Может быть, потому Достоевский и был единственным, кто увидел в Некрасове единственный же в своем роде во всей русской жизни, как когда-то говорили, органон страдания. И уж сам поэт точно формулировал свое исключительное, ответственное и тяжкое призвание:
Именно оно — страданье — первое и основное все определяющее в его творчестве и судьбе и все производящее начало.
Но дело не в том, что поэт писал о страданье, пусть даже как угодно ярко и выразительно: этого было много и до него, и вокруг него, и после него. Некрасов-поэт, так сказать, излил его самое, единственный, кто, по словам Бальмонта, постоянно напоминает нам, что вот пока мы все здесь дышим, есть люди, которые задыхаются. Но это потому, что он постоянно задыхался сам. В этом все дело.
Здесь же лежит и объяснение того, что, прямо не формулируя, но точно ощущая, Чернышевский назвал лиризмом Некрасова, и того, почему этот критик назвал его первым русским лириком — выше Пушкина и Лермонтова, и того, почему на похоронах поэта толпа кричала, что Некрасов выше Пушкина, и тот же Достоевский с этим почти согласился: «во всяком случае, не ниже».
Ни в ком страданье не воплотилось так лично, персонально и постоянно, как у Некрасова. Само знаменитое его народолюбие, сама эта «любовь к народу, — сказал Достоевский, — была у Некрасова лишь исходом собственной скорби по себе самом...»
Недаром и идея, и философия, и даже «поэтика» страдания у Достоевского во многом сложились под прямым и сильнейшим влиянием Некрасова. Корни, конечно, и у того и у другого лежат глубоко, уходят в народ, в христианство и, так сказать, в народное христианство. Но, собственно в литературе с этой «страдальческой» точки зрения Некрасов остался единственным примером именно так направленной могучей страстности. Потому Достоевский и написал: «Прочтите эти страдальческие песни сами, и пусть вновь оживет наш любимый, страстный поэт! Страстный к страданию поэт!..»
Николаю Некрасову здесь можно найти, пожалуй, только одну в таком смысле родственную душу, только один, хотя и другого типа, аналог великого поэта такого рода. Это... Афанасий Фет. Кстати сказать, этих двух, может быть, самых великих из всех русских поэтов, сложившихся к середине XIX века, объединило и еще одно, на первый взгляд, странное обстоятельство.
Они оказались, хотя и в разных сферах, может быть, самыми практическими людьми из всех русских литераторов, только самим себе, своей воле, своей хватке и деловому умению обязанными завоеванным в жизни местом и нажитым богатством: более умеренным — в сфере сельской, хозяйственной — у Фета, и очень большим — в сфере более «поэтической» — журнальной и газетной — у Некрасова.

=== Что нужно сделать ===
1. Повторите без изменений фрагмент текста о Некрасове, который начинается со слов, содержащих «Но дело не в», и заканчивается словами «этом все дело.».
2. Напишите продолжение текста о Некрасове, начиная сразу после его последнего предложения.

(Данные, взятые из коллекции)
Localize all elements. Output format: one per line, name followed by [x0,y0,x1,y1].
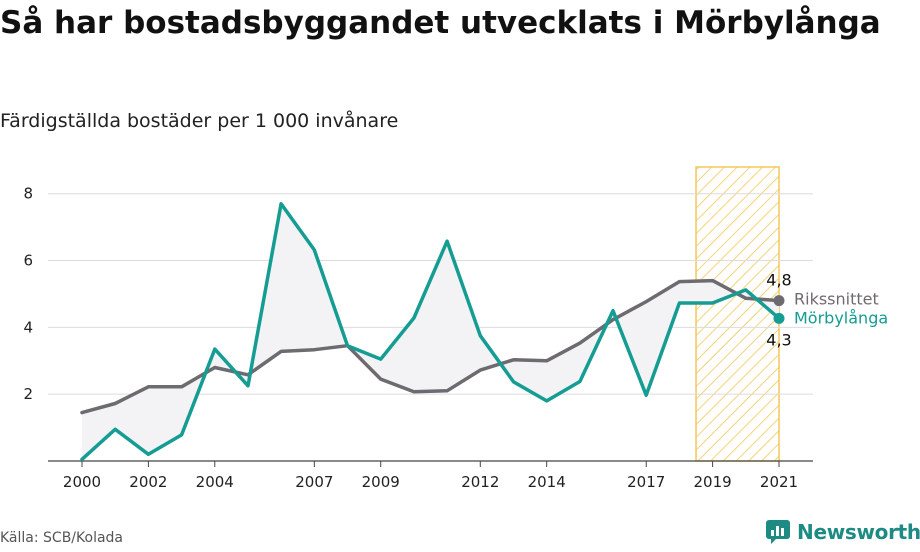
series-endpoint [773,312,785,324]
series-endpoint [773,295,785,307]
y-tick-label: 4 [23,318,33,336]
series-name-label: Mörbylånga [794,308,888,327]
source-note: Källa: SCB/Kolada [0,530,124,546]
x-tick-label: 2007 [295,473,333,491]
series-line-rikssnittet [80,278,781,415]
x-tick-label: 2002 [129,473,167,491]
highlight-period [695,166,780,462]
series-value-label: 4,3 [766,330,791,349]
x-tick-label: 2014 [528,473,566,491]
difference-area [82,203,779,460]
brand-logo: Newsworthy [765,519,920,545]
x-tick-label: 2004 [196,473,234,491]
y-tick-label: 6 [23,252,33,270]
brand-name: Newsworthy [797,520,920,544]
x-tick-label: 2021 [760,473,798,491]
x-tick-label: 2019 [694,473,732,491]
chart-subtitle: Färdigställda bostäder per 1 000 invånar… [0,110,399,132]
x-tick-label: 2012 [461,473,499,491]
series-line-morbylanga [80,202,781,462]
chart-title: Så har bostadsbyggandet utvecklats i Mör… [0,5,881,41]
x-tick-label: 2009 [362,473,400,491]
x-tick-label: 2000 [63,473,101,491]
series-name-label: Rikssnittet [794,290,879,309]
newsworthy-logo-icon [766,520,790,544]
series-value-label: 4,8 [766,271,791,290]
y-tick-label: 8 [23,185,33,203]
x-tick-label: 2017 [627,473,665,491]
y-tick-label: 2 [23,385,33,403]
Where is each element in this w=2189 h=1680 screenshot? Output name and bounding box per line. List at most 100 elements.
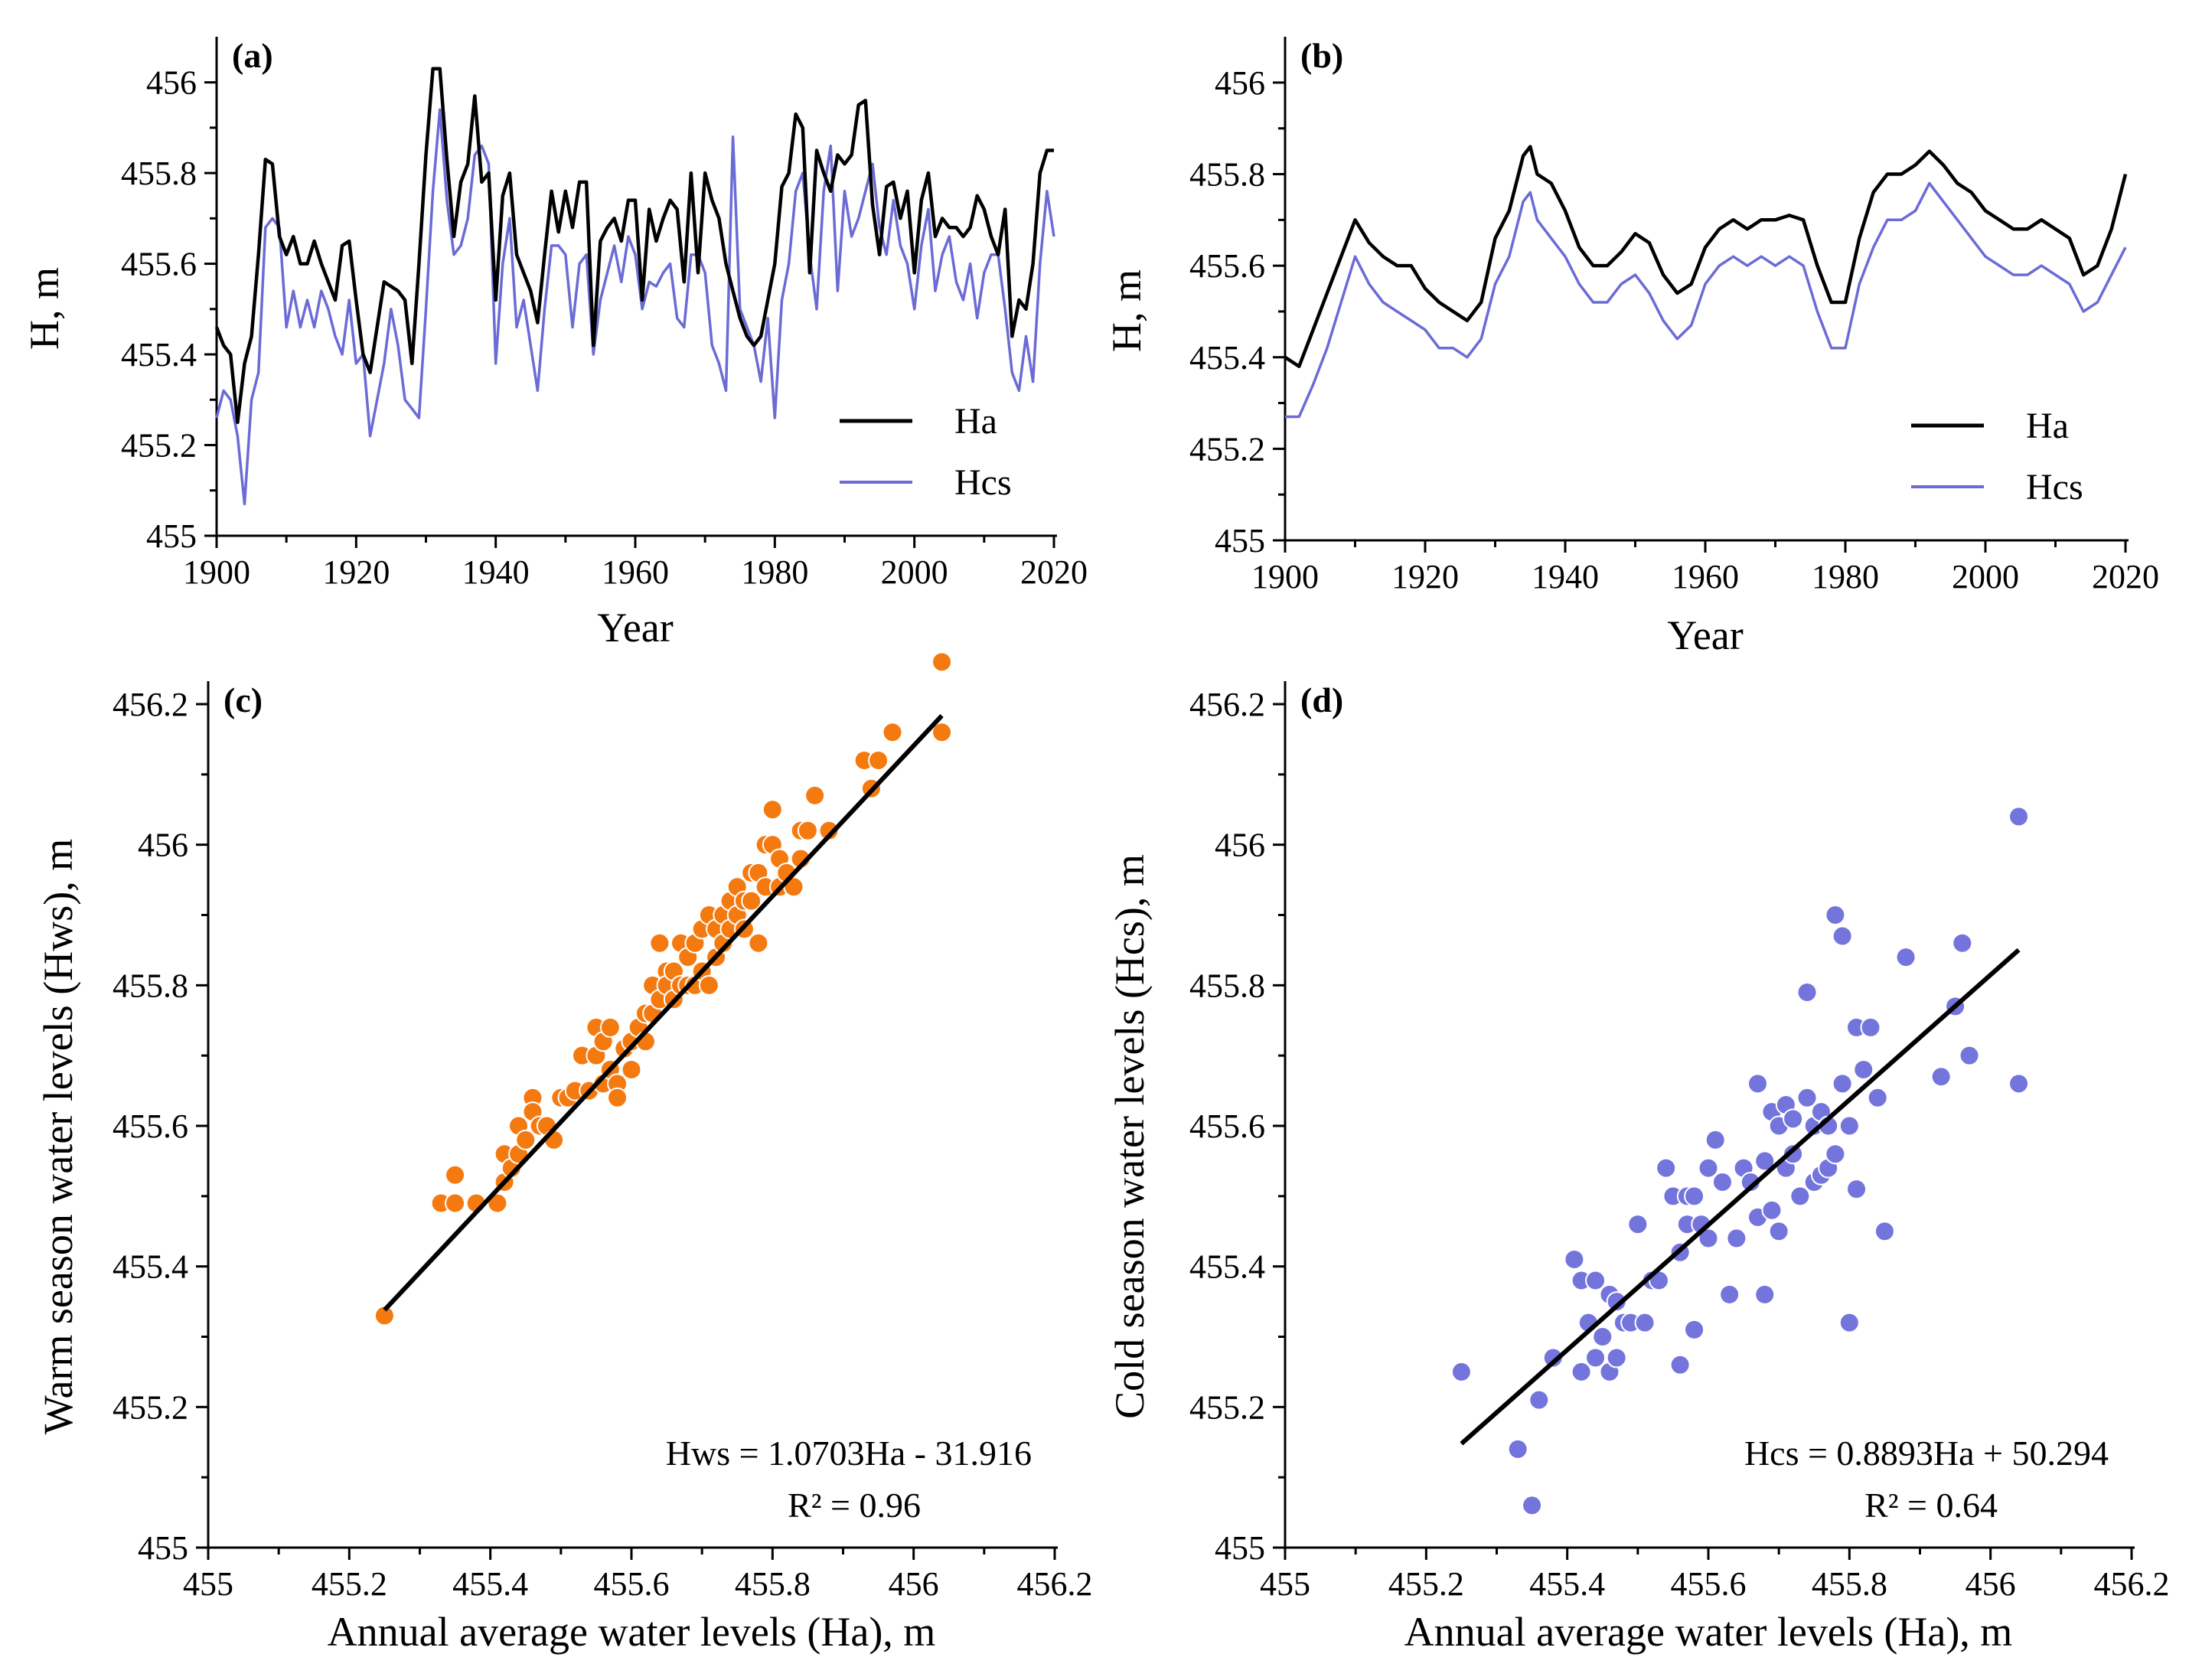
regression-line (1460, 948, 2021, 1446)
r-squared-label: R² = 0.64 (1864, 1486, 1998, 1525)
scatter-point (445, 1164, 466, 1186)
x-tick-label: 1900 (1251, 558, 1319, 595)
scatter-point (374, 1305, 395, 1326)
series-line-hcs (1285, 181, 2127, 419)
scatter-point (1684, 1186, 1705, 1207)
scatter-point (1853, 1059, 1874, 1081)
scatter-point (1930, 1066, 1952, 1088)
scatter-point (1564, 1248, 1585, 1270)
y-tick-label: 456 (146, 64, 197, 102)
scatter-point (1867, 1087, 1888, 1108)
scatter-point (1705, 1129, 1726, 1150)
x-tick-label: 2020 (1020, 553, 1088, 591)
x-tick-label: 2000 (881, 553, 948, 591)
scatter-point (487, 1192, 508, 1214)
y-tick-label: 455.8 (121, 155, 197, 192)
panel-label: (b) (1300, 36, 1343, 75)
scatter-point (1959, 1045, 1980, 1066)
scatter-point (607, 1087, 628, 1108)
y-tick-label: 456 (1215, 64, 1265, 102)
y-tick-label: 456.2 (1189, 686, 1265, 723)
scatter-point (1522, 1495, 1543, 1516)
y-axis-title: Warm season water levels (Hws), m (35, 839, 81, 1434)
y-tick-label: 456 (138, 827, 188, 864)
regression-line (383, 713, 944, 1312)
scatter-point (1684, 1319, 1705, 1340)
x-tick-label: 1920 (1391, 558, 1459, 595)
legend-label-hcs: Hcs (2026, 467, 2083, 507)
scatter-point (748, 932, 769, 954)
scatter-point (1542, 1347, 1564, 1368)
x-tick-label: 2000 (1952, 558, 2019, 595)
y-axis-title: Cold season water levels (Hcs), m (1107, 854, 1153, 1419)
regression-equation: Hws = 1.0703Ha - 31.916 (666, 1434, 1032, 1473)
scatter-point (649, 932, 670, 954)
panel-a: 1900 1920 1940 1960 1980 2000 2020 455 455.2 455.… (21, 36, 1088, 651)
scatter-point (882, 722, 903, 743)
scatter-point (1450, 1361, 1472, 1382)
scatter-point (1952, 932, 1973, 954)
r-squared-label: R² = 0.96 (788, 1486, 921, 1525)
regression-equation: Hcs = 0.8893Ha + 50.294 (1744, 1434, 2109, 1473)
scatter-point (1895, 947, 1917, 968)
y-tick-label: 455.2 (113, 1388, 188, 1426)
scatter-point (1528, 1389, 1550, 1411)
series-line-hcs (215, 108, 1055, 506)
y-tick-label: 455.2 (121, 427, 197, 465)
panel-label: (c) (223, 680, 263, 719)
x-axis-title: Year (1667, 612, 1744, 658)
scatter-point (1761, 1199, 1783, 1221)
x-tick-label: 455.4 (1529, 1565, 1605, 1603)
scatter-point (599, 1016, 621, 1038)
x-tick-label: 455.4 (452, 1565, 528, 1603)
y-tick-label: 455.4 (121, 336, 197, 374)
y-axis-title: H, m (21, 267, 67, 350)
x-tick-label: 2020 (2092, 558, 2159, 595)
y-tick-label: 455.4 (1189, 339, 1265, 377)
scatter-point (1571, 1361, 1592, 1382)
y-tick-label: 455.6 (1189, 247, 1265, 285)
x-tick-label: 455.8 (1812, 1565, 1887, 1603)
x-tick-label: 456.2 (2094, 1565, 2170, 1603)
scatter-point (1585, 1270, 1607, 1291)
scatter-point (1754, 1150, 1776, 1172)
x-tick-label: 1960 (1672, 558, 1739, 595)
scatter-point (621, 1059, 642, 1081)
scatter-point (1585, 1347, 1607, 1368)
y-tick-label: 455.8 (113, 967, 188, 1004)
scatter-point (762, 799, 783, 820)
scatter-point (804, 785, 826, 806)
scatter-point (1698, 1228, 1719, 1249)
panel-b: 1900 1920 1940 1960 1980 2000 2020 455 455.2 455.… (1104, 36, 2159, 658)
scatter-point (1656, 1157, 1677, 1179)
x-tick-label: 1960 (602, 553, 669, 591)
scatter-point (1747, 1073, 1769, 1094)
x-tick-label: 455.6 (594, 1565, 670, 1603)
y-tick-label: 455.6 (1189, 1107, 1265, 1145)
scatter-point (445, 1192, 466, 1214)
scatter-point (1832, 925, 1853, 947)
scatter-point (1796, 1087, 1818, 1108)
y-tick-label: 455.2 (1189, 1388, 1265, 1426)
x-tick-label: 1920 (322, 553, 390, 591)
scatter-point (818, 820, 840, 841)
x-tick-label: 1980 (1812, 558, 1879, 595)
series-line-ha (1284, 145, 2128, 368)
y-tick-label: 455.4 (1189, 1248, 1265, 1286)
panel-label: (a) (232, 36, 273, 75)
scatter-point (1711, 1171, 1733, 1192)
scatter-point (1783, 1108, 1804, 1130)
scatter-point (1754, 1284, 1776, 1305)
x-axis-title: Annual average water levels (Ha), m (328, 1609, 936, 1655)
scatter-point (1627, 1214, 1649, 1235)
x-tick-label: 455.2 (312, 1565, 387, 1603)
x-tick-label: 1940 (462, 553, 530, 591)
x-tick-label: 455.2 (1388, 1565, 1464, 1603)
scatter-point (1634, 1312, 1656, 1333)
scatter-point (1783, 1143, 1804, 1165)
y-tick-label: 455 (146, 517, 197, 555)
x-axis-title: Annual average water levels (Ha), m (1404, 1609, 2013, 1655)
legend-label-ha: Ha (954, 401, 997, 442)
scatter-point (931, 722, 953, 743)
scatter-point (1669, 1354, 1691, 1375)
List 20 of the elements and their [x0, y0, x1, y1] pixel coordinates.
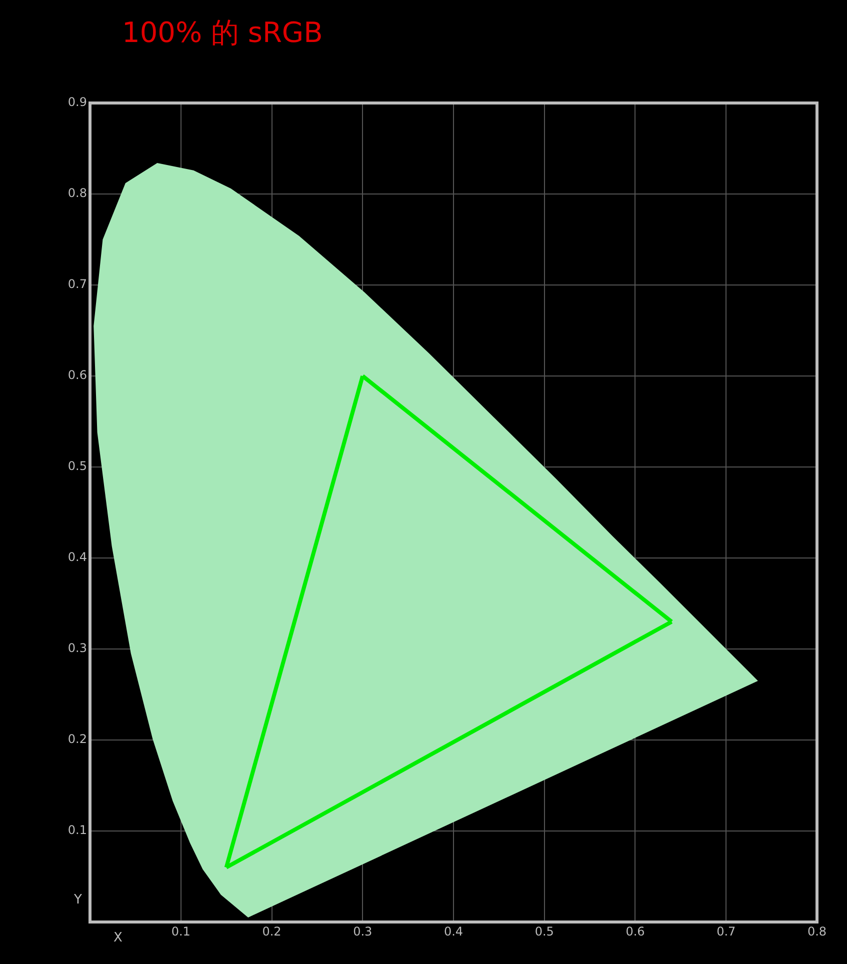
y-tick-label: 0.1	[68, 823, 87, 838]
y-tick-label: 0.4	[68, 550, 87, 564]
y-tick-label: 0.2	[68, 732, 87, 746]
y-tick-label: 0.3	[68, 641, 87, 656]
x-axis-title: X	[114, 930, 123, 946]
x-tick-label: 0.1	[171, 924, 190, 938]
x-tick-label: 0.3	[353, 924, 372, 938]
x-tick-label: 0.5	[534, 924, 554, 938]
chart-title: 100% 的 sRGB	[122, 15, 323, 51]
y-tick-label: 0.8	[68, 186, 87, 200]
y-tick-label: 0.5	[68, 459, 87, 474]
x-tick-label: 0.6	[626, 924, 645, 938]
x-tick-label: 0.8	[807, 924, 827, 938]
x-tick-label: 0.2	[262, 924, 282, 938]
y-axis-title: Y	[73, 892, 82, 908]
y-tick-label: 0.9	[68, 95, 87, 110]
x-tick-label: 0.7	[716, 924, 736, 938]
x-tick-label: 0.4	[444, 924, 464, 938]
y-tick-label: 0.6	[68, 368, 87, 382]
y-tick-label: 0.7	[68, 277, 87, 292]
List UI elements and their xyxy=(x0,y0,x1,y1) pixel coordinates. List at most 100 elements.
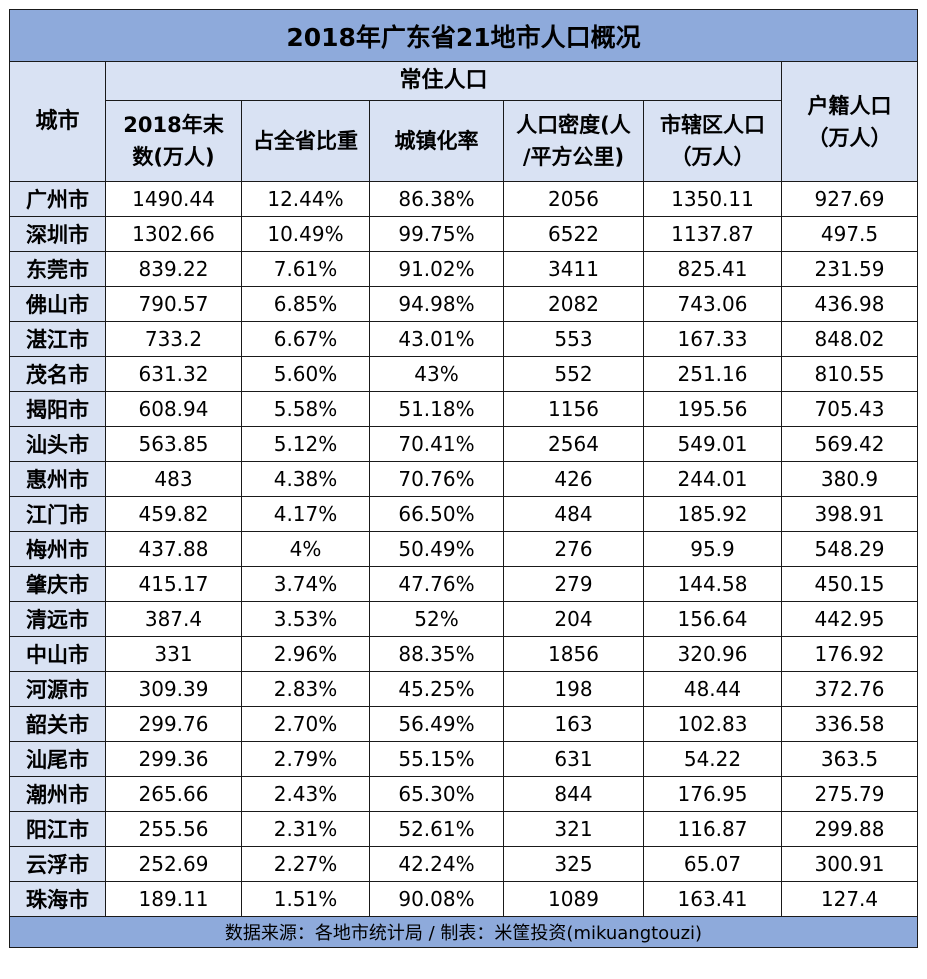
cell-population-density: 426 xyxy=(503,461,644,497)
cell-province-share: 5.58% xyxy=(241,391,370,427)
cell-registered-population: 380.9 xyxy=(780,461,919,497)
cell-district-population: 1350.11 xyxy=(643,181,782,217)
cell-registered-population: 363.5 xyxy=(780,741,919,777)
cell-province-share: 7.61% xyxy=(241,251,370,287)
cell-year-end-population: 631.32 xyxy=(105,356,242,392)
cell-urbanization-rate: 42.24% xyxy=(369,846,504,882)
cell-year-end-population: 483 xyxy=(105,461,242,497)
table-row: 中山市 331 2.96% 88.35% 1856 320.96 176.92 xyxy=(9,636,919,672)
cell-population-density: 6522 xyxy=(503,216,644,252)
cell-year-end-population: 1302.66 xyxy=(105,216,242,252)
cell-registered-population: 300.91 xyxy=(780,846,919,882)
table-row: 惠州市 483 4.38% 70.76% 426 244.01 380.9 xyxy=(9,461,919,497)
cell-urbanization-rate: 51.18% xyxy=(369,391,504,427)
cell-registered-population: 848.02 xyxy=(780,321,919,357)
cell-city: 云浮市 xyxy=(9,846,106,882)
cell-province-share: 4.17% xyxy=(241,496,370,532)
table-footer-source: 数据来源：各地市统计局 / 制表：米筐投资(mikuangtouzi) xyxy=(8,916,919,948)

=== Ответы к заданиям ===
1.
Но дело не в том, что поэт писал о страданье, пусть даже как угодно ярко и выразительно: этого было много и до него, и вокруг него, и после него. Некрасов-поэт, так сказать, излил его самое, единственный, кто, по словам Бальмонта, постоянно напоминает нам, что вот пока мы все здесь дышим, есть люди, которые задыхаются. Но это потому, что он постоянно задыхался сам. В этом все дело.

2.
Явив своеобразное единство противоположностей, так сказать, внутри себя, они явили и вдвоем единство противоположностей. «Он был, — писал о Фете хорошо его знавший «изнутри» Аполлон Григорьев, — художник в полном смысле этого слова, в высокой степени присутствовала в нем способность творения. Творения, но не рождения... Он не знал мук рождения идеи. С способностью творения в нем росло равнодушие. Равнодушие ко всему, кроме способности творить, — к Божьему миру, коль скоро предметы оного переставали отражаться в его творческой способности, к самому себе, как скоро он переставал быть художником. Так сознал и так принял этот человек свое назначение в жизни. Этот человек должен был или убить себя, или сделаться таким, каким он сделался... Я не видал человека, которого бы так душила тоска, за которого бы я более боялся самоубийства».
Фет сделался таким, каким он сделался, чтобы не убить себя. И не сойти с ума.
«Человек брошен в жизнь загадкой для самого себя, каждый день его приближает к уничтожению — страшного и обидного в этом много! На этом одном можно с ума сойти».
А это уже не Фет. И не о Фете. Это — Некрасов. И о себе. В письме Льву Толстому, кажется, единственном у него по степени откровенности из обращенных к чужому человеку. Идет здесь речь и о самоубийстве.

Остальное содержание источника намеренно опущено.